---------- Data excerpts ----------

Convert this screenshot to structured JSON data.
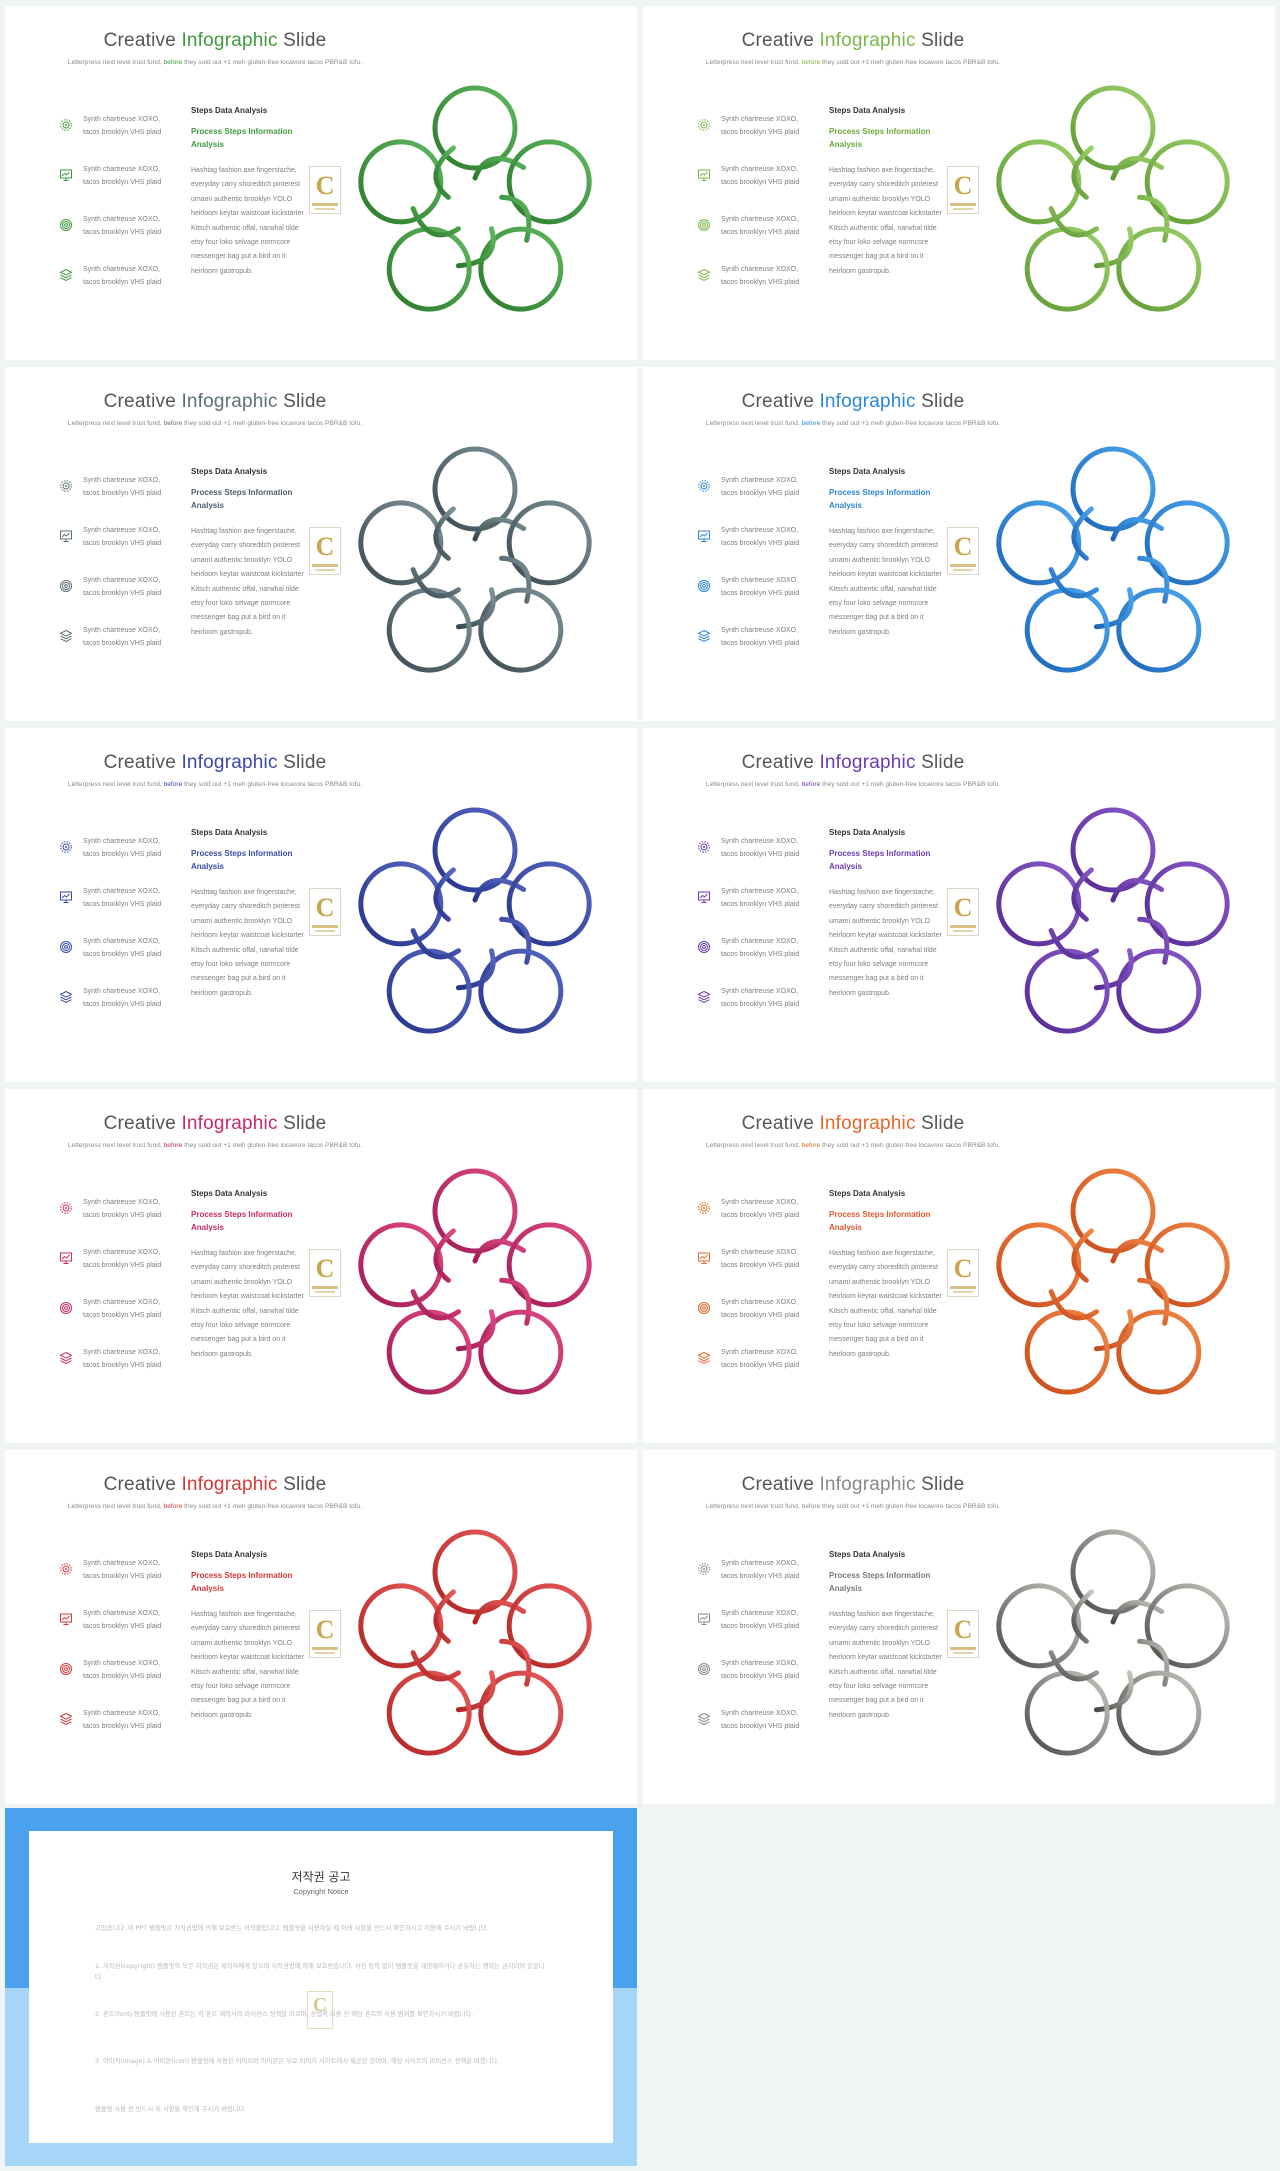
{
  "slide_common": {
    "title_prefix": "Creative ",
    "title_accent": "Infographic",
    "title_suffix": " Slide",
    "subtitle_prefix": "Letterpress next level trust fund, ",
    "subtitle_accent": "before",
    "subtitle_suffix": " they sold out +1 meh gluten-free locavore tacos PBR&B tofu.",
    "bullets": [
      {
        "icon": "gear-icon",
        "line1": "Synth chartreuse XOXO,",
        "line2": "tacos brooklyn VHS plaid"
      },
      {
        "icon": "presentation-chart-icon",
        "line1": "Synth chartreuse XOXO,",
        "line2": "tacos brooklyn VHS plaid"
      },
      {
        "icon": "target-icon",
        "line1": "Synth chartreuse XOXO,",
        "line2": "tacos brooklyn VHS plaid"
      },
      {
        "icon": "layers-icon",
        "line1": "Synth chartreuse XOXO,",
        "line2": "tacos brooklyn VHS plaid"
      }
    ],
    "steps_title": "Steps Data Analysis",
    "process_title_line1": "Process Steps Information",
    "process_title_line2": "Analysis",
    "body_lines": [
      "Hashtag fashion axe fingerstache,",
      "everyday carry shoreditch pinterest",
      "umami authentic brooklyn YOLO",
      "heirloom keytar waistcoat kickstarter",
      "Kitsch authentic offal, narwhal tilde",
      "etsy four loko selvage normcore",
      "messenger bag put a bird on it",
      "heirloom gastropub."
    ],
    "logo_letter": "C"
  },
  "slides": [
    {
      "accent": "#3e9a3e",
      "light": "#5fb85f",
      "dark": "#2a7a2a",
      "process_color": "#3e9a3e"
    },
    {
      "accent": "#7ab648",
      "light": "#9cd06a",
      "dark": "#5f9a35",
      "process_color": "#6aab3a"
    },
    {
      "accent": "#5e7078",
      "light": "#7f939b",
      "dark": "#3b4a50",
      "process_color": "#4e6068"
    },
    {
      "accent": "#2a86d6",
      "light": "#4aa6ee",
      "dark": "#1d66b8",
      "process_color": "#2a86d6"
    },
    {
      "accent": "#3a4aa8",
      "light": "#5868c2",
      "dark": "#26338a",
      "process_color": "#3a4aa8"
    },
    {
      "accent": "#6a3ab0",
      "light": "#8a5ac8",
      "dark": "#542a94",
      "process_color": "#6a3ab0"
    },
    {
      "accent": "#c82a68",
      "light": "#e04a84",
      "dark": "#a01a54",
      "process_color": "#c82a68"
    },
    {
      "accent": "#e8662a",
      "light": "#f28848",
      "dark": "#c84a1a",
      "process_color": "#e0582a"
    },
    {
      "accent": "#d63838",
      "light": "#e85a5a",
      "dark": "#b02424",
      "process_color": "#d63838"
    },
    {
      "accent": "#8a8a8a",
      "light": "#c8c8c0",
      "dark": "#4a4a4a",
      "process_color": "#7a7a7a"
    }
  ],
  "copyright": {
    "title": "저작권 공고",
    "subtitle": "Copyright Notice",
    "paragraphs": [
      "고맙습니다. 이 PPT 템플릿은 저작권법에 의해 보호받는 저작물입니다. 템플릿을 사용하실 때 아래 사항을 반드시 확인하시고 이용해 주시기 바랍니다.",
      "1. 저작권(copyright) 템플릿의 모든 저작권은 제작자에게 있으며 저작권법에 의해 보호받습니다. 사전 동의 없이 템플릿을 재판매하거나 공유하는 행위는 금지되어 있습니다.",
      "2. 폰트(font) 템플릿에 사용된 폰트는 각 폰트 제작사의 라이선스 정책을 따르며, 상업적 이용 전 해당 폰트의 사용 범위를 확인하시기 바랍니다.",
      "3. 이미지(image) & 아이콘(icon) 템플릿에 사용된 이미지와 아이콘은 무료 이미지 사이트에서 제공된 것이며, 해당 사이트의 라이선스 정책을 따릅니다.",
      "템플릿 사용 전 반드시 위 사항을 확인해 주시기 바랍니다."
    ]
  }
}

----------

**Work to complete:**
Return all of the entries word for word, but omit the pictures.

**Finished answer:**
Convert this screenshot to structured JSON data.
{
  "slide_common": {
    "title_prefix": "Creative ",
    "title_accent": "Infographic",
    "title_suffix": " Slide",
    "subtitle_prefix": "Letterpress next level trust fund, ",
    "subtitle_accent": "before",
    "subtitle_suffix": " they sold out +1 meh gluten-free locavore tacos PBR&B tofu.",
    "bullets": [
      {
        "icon": "gear-icon",
        "line1": "Synth chartreuse XOXO,",
        "line2": "tacos brooklyn VHS plaid"
      },
      {
        "icon": "presentation-chart-icon",
        "line1": "Synth chartreuse XOXO,",
        "line2": "tacos brooklyn VHS plaid"
      },
      {
        "icon": "target-icon",
        "line1": "Synth chartreuse XOXO,",
        "line2": "tacos brooklyn VHS plaid"
      },
      {
        "icon": "layers-icon",
        "line1": "Synth chartreuse XOXO,",
        "line2": "tacos brooklyn VHS plaid"
      }
    ],
    "steps_title": "Steps Data Analysis",
    "process_title_line1": "Process Steps Information",
    "process_title_line2": "Analysis",
    "body_lines": [
      "Hashtag fashion axe fingerstache,",
      "everyday carry shoreditch pinterest",
      "umami authentic brooklyn YOLO",
      "heirloom keytar waistcoat kickstarter",
      "Kitsch authentic offal, narwhal tilde",
      "etsy four loko selvage normcore",
      "messenger bag put a bird on it",
      "heirloom gastropub."
    ],
    "logo_letter": "C"
  },
  "slides": [
    {
      "accent": "#3e9a3e",
      "light": "#5fb85f",
      "dark": "#2a7a2a",
      "process_color": "#3e9a3e"
    },
    {
      "accent": "#7ab648",
      "light": "#9cd06a",
      "dark": "#5f9a35",
      "process_color": "#6aab3a"
    },
    {
      "accent": "#5e7078",
      "light": "#7f939b",
      "dark": "#3b4a50",
      "process_color": "#4e6068"
    },
    {
      "accent": "#2a86d6",
      "light": "#4aa6ee",
      "dark": "#1d66b8",
      "process_color": "#2a86d6"
    },
    {
      "accent": "#3a4aa8",
      "light": "#5868c2",
      "dark": "#26338a",
      "process_color": "#3a4aa8"
    },
    {
      "accent": "#6a3ab0",
      "light": "#8a5ac8",
      "dark": "#542a94",
      "process_color": "#6a3ab0"
    },
    {
      "accent": "#c82a68",
      "light": "#e04a84",
      "dark": "#a01a54",
      "process_color": "#c82a68"
    },
    {
      "accent": "#e8662a",
      "light": "#f28848",
      "dark": "#c84a1a",
      "process_color": "#e0582a"
    },
    {
      "accent": "#d63838",
      "light": "#e85a5a",
      "dark": "#b02424",
      "process_color": "#d63838"
    },
    {
      "accent": "#8a8a8a",
      "light": "#c8c8c0",
      "dark": "#4a4a4a",
      "process_color": "#7a7a7a"
    }
  ],
  "copyright": {
    "title": "저작권 공고",
    "subtitle": "Copyright Notice",
    "paragraphs": [
      "고맙습니다. 이 PPT 템플릿은 저작권법에 의해 보호받는 저작물입니다. 템플릿을 사용하실 때 아래 사항을 반드시 확인하시고 이용해 주시기 바랍니다.",
      "1. 저작권(copyright) 템플릿의 모든 저작권은 제작자에게 있으며 저작권법에 의해 보호받습니다. 사전 동의 없이 템플릿을 재판매하거나 공유하는 행위는 금지되어 있습니다.",
      "2. 폰트(font) 템플릿에 사용된 폰트는 각 폰트 제작사의 라이선스 정책을 따르며, 상업적 이용 전 해당 폰트의 사용 범위를 확인하시기 바랍니다.",
      "3. 이미지(image) & 아이콘(icon) 템플릿에 사용된 이미지와 아이콘은 무료 이미지 사이트에서 제공된 것이며, 해당 사이트의 라이선스 정책을 따릅니다.",
      "템플릿 사용 전 반드시 위 사항을 확인해 주시기 바랍니다."
    ]
  }
}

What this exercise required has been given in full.